## PROBLEM REQUIREMENTS
Set down the full listing exactly, character for character.
═════ DATA EXTRACT ═════
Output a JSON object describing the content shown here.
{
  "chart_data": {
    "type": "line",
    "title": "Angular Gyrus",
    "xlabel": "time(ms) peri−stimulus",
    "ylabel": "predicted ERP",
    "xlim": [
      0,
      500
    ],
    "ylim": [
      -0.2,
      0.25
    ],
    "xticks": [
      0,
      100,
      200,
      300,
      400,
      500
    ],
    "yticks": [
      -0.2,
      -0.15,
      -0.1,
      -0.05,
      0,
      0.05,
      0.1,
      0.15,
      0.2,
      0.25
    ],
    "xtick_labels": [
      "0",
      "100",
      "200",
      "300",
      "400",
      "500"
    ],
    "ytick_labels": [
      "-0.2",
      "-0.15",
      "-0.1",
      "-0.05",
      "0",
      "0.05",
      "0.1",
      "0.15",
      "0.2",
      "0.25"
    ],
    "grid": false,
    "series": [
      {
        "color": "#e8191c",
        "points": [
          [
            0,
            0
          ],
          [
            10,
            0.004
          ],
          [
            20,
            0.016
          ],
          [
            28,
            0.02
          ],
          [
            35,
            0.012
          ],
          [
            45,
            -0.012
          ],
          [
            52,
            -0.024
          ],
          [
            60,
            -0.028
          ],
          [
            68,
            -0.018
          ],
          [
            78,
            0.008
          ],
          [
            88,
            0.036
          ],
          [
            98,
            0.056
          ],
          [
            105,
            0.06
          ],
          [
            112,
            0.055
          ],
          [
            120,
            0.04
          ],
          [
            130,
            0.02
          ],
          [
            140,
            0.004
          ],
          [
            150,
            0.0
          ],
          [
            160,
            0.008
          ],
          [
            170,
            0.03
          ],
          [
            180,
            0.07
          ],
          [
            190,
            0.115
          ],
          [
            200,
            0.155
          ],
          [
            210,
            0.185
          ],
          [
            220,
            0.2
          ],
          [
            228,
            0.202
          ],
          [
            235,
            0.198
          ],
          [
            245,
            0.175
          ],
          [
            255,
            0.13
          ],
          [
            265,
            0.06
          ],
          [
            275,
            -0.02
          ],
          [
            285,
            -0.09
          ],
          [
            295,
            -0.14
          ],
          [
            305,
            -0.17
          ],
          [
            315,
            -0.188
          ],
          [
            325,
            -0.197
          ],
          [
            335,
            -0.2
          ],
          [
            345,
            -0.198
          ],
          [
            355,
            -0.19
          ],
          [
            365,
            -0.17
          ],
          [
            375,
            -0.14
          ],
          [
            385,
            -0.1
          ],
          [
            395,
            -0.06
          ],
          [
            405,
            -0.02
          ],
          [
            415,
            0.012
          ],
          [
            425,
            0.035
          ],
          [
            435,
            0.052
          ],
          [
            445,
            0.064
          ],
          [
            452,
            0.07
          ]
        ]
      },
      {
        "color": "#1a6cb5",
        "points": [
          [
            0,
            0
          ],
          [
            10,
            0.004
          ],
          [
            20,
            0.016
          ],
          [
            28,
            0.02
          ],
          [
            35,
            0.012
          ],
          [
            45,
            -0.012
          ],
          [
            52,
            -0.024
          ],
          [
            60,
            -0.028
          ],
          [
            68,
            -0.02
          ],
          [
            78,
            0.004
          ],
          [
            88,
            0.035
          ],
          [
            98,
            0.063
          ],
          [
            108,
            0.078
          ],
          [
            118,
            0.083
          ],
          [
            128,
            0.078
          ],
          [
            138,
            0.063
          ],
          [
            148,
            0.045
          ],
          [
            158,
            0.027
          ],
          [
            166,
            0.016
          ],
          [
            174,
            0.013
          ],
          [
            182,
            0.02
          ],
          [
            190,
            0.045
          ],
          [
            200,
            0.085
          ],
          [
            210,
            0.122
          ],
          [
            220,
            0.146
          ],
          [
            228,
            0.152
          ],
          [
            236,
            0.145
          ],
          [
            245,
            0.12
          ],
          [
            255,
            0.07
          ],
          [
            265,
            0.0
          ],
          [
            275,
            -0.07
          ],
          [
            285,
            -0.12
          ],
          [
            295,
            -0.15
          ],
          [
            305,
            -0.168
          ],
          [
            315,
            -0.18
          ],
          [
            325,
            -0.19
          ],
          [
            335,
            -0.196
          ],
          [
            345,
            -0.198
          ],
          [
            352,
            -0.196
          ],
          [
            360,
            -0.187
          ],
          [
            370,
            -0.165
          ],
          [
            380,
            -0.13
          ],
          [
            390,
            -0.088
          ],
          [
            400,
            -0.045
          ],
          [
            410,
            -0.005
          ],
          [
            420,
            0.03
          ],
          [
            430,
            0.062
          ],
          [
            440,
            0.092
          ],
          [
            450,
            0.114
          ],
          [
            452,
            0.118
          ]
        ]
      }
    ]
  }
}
═════
## RESPONSE TO THIS TASK
Output a JSON object describing the content shown here.
{
  "chart_data": {
    "type": "line",
    "title": "Angular Gyrus",
    "xlabel": "time(ms) peri−stimulus",
    "ylabel": "predicted ERP",
    "xlim": [
      0,
      500
    ],
    "ylim": [
      -0.2,
      0.25
    ],
    "xticks": [
      0,
      100,
      200,
      300,
      400,
      500
    ],
    "yticks": [
      -0.2,
      -0.15,
      -0.1,
      -0.05,
      0,
      0.05,
      0.1,
      0.15,
      0.2,
      0.25
    ],
    "xtick_labels": [
      "0",
      "100",
      "200",
      "300",
      "400",
      "500"
    ],
    "ytick_labels": [
      "-0.2",
      "-0.15",
      "-0.1",
      "-0.05",
      "0",
      "0.05",
      "0.1",
      "0.15",
      "0.2",
      "0.25"
    ],
    "grid": false,
    "series": [
      {
        "color": "#e8191c",
        "points": [
          [
            0,
            0
          ],
          [
            10,
            0.004
          ],
          [
            20,
            0.016
          ],
          [
            28,
            0.02
          ],
          [
            35,
            0.012
          ],
          [
            45,
            -0.012
          ],
          [
            52,
            -0.024
          ],
          [
            60,
            -0.028
          ],
          [
            68,
            -0.018
          ],
          [
            78,
            0.008
          ],
          [
            88,
            0.036
          ],
          [
            98,
            0.056
          ],
          [
            105,
            0.06
          ],
          [
            112,
            0.055
          ],
          [
            120,
            0.04
          ],
          [
            130,
            0.02
          ],
          [
            140,
            0.004
          ],
          [
            150,
            0.0
          ],
          [
            160,
            0.008
          ],
          [
            170,
            0.03
          ],
          [
            180,
            0.07
          ],
          [
            190,
            0.115
          ],
          [
            200,
            0.155
          ],
          [
            210,
            0.185
          ],
          [
            220,
            0.2
          ],
          [
            228,
            0.202
          ],
          [
            235,
            0.198
          ],
          [
            245,
            0.175
          ],
          [
            255,
            0.13
          ],
          [
            265,
            0.06
          ],
          [
            275,
            -0.02
          ],
          [
            285,
            -0.09
          ],
          [
            295,
            -0.14
          ],
          [
            305,
            -0.17
          ],
          [
            315,
            -0.188
          ],
          [
            325,
            -0.197
          ],
          [
            335,
            -0.2
          ],
          [
            345,
            -0.198
          ],
          [
            355,
            -0.19
          ],
          [
            365,
            -0.17
          ],
          [
            375,
            -0.14
          ],
          [
            385,
            -0.1
          ],
          [
            395,
            -0.06
          ],
          [
            405,
            -0.02
          ],
          [
            415,
            0.012
          ],
          [
            425,
            0.035
          ],
          [
            435,
            0.052
          ],
          [
            445,
            0.064
          ],
          [
            452,
            0.07
          ]
        ]
      },
      {
        "color": "#1a6cb5",
        "points": [
          [
            0,
            0
          ],
          [
            10,
            0.004
          ],
          [
            20,
            0.016
          ],
          [
            28,
            0.02
          ],
          [
            35,
            0.012
          ],
          [
            45,
            -0.012
          ],
          [
            52,
            -0.024
          ],
          [
            60,
            -0.028
          ],
          [
            68,
            -0.02
          ],
          [
            78,
            0.004
          ],
          [
            88,
            0.035
          ],
          [
            98,
            0.063
          ],
          [
            108,
            0.078
          ],
          [
            118,
            0.083
          ],
          [
            128,
            0.078
          ],
          [
            138,
            0.063
          ],
          [
            148,
            0.045
          ],
          [
            158,
            0.027
          ],
          [
            166,
            0.016
          ],
          [
            174,
            0.013
          ],
          [
            182,
            0.02
          ],
          [
            190,
            0.045
          ],
          [
            200,
            0.085
          ],
          [
            210,
            0.122
          ],
          [
            220,
            0.146
          ],
          [
            228,
            0.152
          ],
          [
            236,
            0.145
          ],
          [
            245,
            0.12
          ],
          [
            255,
            0.07
          ],
          [
            265,
            0.0
          ],
          [
            275,
            -0.07
          ],
          [
            285,
            -0.12
          ],
          [
            295,
            -0.15
          ],
          [
            305,
            -0.168
          ],
          [
            315,
            -0.18
          ],
          [
            325,
            -0.19
          ],
          [
            335,
            -0.196
          ],
          [
            345,
            -0.198
          ],
          [
            352,
            -0.196
          ],
          [
            360,
            -0.187
          ],
          [
            370,
            -0.165
          ],
          [
            380,
            -0.13
          ],
          [
            390,
            -0.088
          ],
          [
            400,
            -0.045
          ],
          [
            410,
            -0.005
          ],
          [
            420,
            0.03
          ],
          [
            430,
            0.062
          ],
          [
            440,
            0.092
          ],
          [
            450,
            0.114
          ],
          [
            452,
            0.118
          ]
        ]
      }
    ]
  }
}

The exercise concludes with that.